[Task requirements]
Write out every entry exactly as it appears.

[start Dataset extract]

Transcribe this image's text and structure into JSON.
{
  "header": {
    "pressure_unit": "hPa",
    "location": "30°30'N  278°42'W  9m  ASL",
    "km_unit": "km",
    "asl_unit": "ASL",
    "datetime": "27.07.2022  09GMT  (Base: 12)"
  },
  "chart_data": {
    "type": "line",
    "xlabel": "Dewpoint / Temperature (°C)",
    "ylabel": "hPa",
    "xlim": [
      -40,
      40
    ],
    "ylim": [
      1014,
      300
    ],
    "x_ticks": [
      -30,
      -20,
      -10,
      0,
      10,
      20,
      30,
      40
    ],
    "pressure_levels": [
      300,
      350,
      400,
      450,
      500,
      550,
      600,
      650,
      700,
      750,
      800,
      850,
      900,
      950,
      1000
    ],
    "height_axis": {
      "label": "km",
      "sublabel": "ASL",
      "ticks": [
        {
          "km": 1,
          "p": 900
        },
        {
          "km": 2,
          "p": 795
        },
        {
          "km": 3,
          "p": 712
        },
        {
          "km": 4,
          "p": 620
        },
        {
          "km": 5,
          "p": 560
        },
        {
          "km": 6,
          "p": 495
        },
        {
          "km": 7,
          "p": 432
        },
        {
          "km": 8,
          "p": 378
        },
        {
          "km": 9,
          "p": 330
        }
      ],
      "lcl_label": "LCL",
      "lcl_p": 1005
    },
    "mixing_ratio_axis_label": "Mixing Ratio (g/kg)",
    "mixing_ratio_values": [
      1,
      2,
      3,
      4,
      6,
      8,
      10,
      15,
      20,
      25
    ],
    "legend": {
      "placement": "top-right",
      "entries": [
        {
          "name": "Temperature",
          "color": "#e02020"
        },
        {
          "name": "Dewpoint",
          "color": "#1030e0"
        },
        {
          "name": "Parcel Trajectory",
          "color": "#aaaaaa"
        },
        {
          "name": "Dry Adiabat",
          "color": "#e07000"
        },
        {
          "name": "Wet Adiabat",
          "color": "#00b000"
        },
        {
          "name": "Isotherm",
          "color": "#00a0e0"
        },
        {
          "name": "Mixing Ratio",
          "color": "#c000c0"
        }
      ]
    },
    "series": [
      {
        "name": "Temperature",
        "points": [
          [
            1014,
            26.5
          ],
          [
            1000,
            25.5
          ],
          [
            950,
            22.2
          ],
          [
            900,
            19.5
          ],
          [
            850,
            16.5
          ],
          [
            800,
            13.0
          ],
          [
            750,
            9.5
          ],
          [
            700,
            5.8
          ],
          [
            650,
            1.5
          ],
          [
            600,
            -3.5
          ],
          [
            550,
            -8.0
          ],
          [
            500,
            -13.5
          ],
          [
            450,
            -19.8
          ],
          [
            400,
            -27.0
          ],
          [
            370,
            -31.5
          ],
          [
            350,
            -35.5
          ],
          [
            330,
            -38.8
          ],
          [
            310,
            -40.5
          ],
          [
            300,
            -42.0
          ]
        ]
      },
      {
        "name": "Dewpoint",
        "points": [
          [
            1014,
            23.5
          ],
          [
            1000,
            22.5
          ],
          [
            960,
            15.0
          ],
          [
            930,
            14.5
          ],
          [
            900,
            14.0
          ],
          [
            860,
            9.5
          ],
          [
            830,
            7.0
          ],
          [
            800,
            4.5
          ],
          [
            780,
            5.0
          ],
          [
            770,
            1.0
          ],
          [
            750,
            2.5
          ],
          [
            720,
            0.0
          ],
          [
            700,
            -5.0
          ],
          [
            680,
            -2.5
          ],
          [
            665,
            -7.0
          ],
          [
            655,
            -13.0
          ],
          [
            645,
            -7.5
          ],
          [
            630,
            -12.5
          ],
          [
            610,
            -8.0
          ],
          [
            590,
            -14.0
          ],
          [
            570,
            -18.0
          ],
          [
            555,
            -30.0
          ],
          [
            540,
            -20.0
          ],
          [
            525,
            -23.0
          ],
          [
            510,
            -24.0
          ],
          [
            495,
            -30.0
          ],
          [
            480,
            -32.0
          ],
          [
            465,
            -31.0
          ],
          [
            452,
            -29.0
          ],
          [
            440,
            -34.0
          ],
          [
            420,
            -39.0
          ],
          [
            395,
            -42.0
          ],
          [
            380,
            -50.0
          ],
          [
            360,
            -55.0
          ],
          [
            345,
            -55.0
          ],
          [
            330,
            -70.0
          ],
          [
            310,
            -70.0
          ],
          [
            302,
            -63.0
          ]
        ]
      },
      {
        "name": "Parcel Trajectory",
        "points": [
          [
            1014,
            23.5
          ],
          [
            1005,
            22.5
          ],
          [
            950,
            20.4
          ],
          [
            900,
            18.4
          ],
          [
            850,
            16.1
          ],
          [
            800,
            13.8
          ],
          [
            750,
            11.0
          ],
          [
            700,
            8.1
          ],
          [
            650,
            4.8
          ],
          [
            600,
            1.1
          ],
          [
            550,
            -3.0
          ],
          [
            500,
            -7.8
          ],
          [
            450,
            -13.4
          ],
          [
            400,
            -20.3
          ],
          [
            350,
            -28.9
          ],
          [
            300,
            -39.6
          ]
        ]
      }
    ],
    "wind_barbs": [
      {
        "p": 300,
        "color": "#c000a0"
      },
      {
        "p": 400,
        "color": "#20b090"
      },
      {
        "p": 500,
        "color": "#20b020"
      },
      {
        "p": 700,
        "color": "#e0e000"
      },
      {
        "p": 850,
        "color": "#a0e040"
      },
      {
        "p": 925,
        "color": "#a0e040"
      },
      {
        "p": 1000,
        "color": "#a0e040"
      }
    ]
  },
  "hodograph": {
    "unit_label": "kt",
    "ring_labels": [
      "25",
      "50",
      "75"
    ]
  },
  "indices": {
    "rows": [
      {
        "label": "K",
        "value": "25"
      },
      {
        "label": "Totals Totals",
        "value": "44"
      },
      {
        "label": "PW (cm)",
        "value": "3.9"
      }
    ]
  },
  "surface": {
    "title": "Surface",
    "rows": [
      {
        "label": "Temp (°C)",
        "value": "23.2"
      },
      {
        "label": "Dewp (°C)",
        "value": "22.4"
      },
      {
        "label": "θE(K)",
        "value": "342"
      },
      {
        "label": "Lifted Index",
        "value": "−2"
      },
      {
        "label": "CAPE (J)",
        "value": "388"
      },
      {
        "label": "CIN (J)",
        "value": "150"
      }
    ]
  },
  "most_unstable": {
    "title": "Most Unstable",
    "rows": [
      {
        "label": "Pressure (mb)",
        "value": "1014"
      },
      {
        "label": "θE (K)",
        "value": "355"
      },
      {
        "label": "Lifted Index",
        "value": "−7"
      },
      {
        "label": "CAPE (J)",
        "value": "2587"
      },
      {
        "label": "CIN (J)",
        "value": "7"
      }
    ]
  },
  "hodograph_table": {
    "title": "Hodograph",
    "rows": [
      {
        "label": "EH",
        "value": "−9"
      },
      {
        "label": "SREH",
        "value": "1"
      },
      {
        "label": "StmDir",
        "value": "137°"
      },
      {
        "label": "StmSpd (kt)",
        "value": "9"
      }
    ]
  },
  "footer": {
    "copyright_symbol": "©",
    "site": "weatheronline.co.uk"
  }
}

[end Dataset extract]

[In response]
Transcribe this image's text and structure into JSON.
{
  "header": {
    "pressure_unit": "hPa",
    "location": "30°30'N  278°42'W  9m  ASL",
    "km_unit": "km",
    "asl_unit": "ASL",
    "datetime": "27.07.2022  09GMT  (Base: 12)"
  },
  "chart_data": {
    "type": "line",
    "xlabel": "Dewpoint / Temperature (°C)",
    "ylabel": "hPa",
    "xlim": [
      -40,
      40
    ],
    "ylim": [
      1014,
      300
    ],
    "x_ticks": [
      -30,
      -20,
      -10,
      0,
      10,
      20,
      30,
      40
    ],
    "pressure_levels": [
      300,
      350,
      400,
      450,
      500,
      550,
      600,
      650,
      700,
      750,
      800,
      850,
      900,
      950,
      1000
    ],
    "height_axis": {
      "label": "km",
      "sublabel": "ASL",
      "ticks": [
        {
          "km": 1,
          "p": 900
        },
        {
          "km": 2,
          "p": 795
        },
        {
          "km": 3,
          "p": 712
        },
        {
          "km": 4,
          "p": 620
        },
        {
          "km": 5,
          "p": 560
        },
        {
          "km": 6,
          "p": 495
        },
        {
          "km": 7,
          "p": 432
        },
        {
          "km": 8,
          "p": 378
        },
        {
          "km": 9,
          "p": 330
        }
      ],
      "lcl_label": "LCL",
      "lcl_p": 1005
    },
    "mixing_ratio_axis_label": "Mixing Ratio (g/kg)",
    "mixing_ratio_values": [
      1,
      2,
      3,
      4,
      6,
      8,
      10,
      15,
      20,
      25
    ],
    "legend": {
      "placement": "top-right",
      "entries": [
        {
          "name": "Temperature",
          "color": "#e02020"
        },
        {
          "name": "Dewpoint",
          "color": "#1030e0"
        },
        {
          "name": "Parcel Trajectory",
          "color": "#aaaaaa"
        },
        {
          "name": "Dry Adiabat",
          "color": "#e07000"
        },
        {
          "name": "Wet Adiabat",
          "color": "#00b000"
        },
        {
          "name": "Isotherm",
          "color": "#00a0e0"
        },
        {
          "name": "Mixing Ratio",
          "color": "#c000c0"
        }
      ]
    },
    "series": [
      {
        "name": "Temperature",
        "points": [
          [
            1014,
            26.5
          ],
          [
            1000,
            25.5
          ],
          [
            950,
            22.2
          ],
          [
            900,
            19.5
          ],
          [
            850,
            16.5
          ],
          [
            800,
            13.0
          ],
          [
            750,
            9.5
          ],
          [
            700,
            5.8
          ],
          [
            650,
            1.5
          ],
          [
            600,
            -3.5
          ],
          [
            550,
            -8.0
          ],
          [
            500,
            -13.5
          ],
          [
            450,
            -19.8
          ],
          [
            400,
            -27.0
          ],
          [
            370,
            -31.5
          ],
          [
            350,
            -35.5
          ],
          [
            330,
            -38.8
          ],
          [
            310,
            -40.5
          ],
          [
            300,
            -42.0
          ]
        ]
      },
      {
        "name": "Dewpoint",
        "points": [
          [
            1014,
            23.5
          ],
          [
            1000,
            22.5
          ],
          [
            960,
            15.0
          ],
          [
            930,
            14.5
          ],
          [
            900,
            14.0
          ],
          [
            860,
            9.5
          ],
          [
            830,
            7.0
          ],
          [
            800,
            4.5
          ],
          [
            780,
            5.0
          ],
          [
            770,
            1.0
          ],
          [
            750,
            2.5
          ],
          [
            720,
            0.0
          ],
          [
            700,
            -5.0
          ],
          [
            680,
            -2.5
          ],
          [
            665,
            -7.0
          ],
          [
            655,
            -13.0
          ],
          [
            645,
            -7.5
          ],
          [
            630,
            -12.5
          ],
          [
            610,
            -8.0
          ],
          [
            590,
            -14.0
          ],
          [
            570,
            -18.0
          ],
          [
            555,
            -30.0
          ],
          [
            540,
            -20.0
          ],
          [
            525,
            -23.0
          ],
          [
            510,
            -24.0
          ],
          [
            495,
            -30.0
          ],
          [
            480,
            -32.0
          ],
          [
            465,
            -31.0
          ],
          [
            452,
            -29.0
          ],
          [
            440,
            -34.0
          ],
          [
            420,
            -39.0
          ],
          [
            395,
            -42.0
          ],
          [
            380,
            -50.0
          ],
          [
            360,
            -55.0
          ],
          [
            345,
            -55.0
          ],
          [
            330,
            -70.0
          ],
          [
            310,
            -70.0
          ],
          [
            302,
            -63.0
          ]
        ]
      },
      {
        "name": "Parcel Trajectory",
        "points": [
          [
            1014,
            23.5
          ],
          [
            1005,
            22.5
          ],
          [
            950,
            20.4
          ],
          [
            900,
            18.4
          ],
          [
            850,
            16.1
          ],
          [
            800,
            13.8
          ],
          [
            750,
            11.0
          ],
          [
            700,
            8.1
          ],
          [
            650,
            4.8
          ],
          [
            600,
            1.1
          ],
          [
            550,
            -3.0
          ],
          [
            500,
            -7.8
          ],
          [
            450,
            -13.4
          ],
          [
            400,
            -20.3
          ],
          [
            350,
            -28.9
          ],
          [
            300,
            -39.6
          ]
        ]
      }
    ],
    "wind_barbs": [
      {
        "p": 300,
        "color": "#c000a0"
      },
      {
        "p": 400,
        "color": "#20b090"
      },
      {
        "p": 500,
        "color": "#20b020"
      },
      {
        "p": 700,
        "color": "#e0e000"
      },
      {
        "p": 850,
        "color": "#a0e040"
      },
      {
        "p": 925,
        "color": "#a0e040"
      },
      {
        "p": 1000,
        "color": "#a0e040"
      }
    ]
  },
  "hodograph": {
    "unit_label": "kt",
    "ring_labels": [
      "25",
      "50",
      "75"
    ]
  },
  "indices": {
    "rows": [
      {
        "label": "K",
        "value": "25"
      },
      {
        "label": "Totals Totals",
        "value": "44"
      },
      {
        "label": "PW (cm)",
        "value": "3.9"
      }
    ]
  },
  "surface": {
    "title": "Surface",
    "rows": [
      {
        "label": "Temp (°C)",
        "value": "23.2"
      },
      {
        "label": "Dewp (°C)",
        "value": "22.4"
      },
      {
        "label": "θE(K)",
        "value": "342"
      },
      {
        "label": "Lifted Index",
        "value": "−2"
      },
      {
        "label": "CAPE (J)",
        "value": "388"
      },
      {
        "label": "CIN (J)",
        "value": "150"
      }
    ]
  },
  "most_unstable": {
    "title": "Most Unstable",
    "rows": [
      {
        "label": "Pressure (mb)",
        "value": "1014"
      },
      {
        "label": "θE (K)",
        "value": "355"
      },
      {
        "label": "Lifted Index",
        "value": "−7"
      },
      {
        "label": "CAPE (J)",
        "value": "2587"
      },
      {
        "label": "CIN (J)",
        "value": "7"
      }
    ]
  },
  "hodograph_table": {
    "title": "Hodograph",
    "rows": [
      {
        "label": "EH",
        "value": "−9"
      },
      {
        "label": "SREH",
        "value": "1"
      },
      {
        "label": "StmDir",
        "value": "137°"
      },
      {
        "label": "StmSpd (kt)",
        "value": "9"
      }
    ]
  },
  "footer": {
    "copyright_symbol": "©",
    "site": "weatheronline.co.uk"
  }
}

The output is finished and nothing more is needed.